> [GIVEN INSTRUCTION]:
Search the listing for the string "年实现碳中和" and copy every line that contains it.

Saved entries

____

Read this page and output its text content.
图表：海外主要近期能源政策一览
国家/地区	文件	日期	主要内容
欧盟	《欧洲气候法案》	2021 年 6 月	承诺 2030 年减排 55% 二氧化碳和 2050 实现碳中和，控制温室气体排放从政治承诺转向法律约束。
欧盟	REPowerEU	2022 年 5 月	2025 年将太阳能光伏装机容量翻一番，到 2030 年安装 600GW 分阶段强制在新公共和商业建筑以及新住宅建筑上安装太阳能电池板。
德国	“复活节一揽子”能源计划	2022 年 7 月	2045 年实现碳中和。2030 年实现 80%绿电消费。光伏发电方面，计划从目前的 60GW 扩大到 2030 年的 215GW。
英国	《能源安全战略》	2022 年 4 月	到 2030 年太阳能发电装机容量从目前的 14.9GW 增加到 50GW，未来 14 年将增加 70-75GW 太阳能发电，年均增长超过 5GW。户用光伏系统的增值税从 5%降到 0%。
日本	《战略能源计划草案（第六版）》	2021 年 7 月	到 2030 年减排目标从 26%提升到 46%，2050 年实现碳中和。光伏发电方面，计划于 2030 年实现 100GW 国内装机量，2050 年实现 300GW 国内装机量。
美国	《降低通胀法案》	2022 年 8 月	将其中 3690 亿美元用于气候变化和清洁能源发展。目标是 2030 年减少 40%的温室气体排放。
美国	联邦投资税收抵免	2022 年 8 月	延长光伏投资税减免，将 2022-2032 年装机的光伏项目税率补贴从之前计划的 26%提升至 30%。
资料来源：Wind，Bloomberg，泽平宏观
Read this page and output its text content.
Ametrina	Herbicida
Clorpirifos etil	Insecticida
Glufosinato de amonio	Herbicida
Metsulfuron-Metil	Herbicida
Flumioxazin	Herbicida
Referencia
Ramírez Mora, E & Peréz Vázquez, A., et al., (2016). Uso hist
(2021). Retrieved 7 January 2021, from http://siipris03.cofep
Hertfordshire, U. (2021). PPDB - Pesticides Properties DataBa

____

> [FINISHED TASK]:
德国	“复活节一揽子”能源计划	2022 年 7 月	2045 年实现碳中和。2030 年实现 80%绿电消费。光伏发电方面，计划从目前的 60GW 扩大到 2030 年的 215GW。
日本	《战略能源计划草案（第六版）》	2021 年 7 月	到 2030 年减排目标从 26%提升到 46%，2050 年实现碳中和。光伏发电方面，计划于 2030 年实现 100GW 国内装机量，2050 年实现 300GW 国内装机量。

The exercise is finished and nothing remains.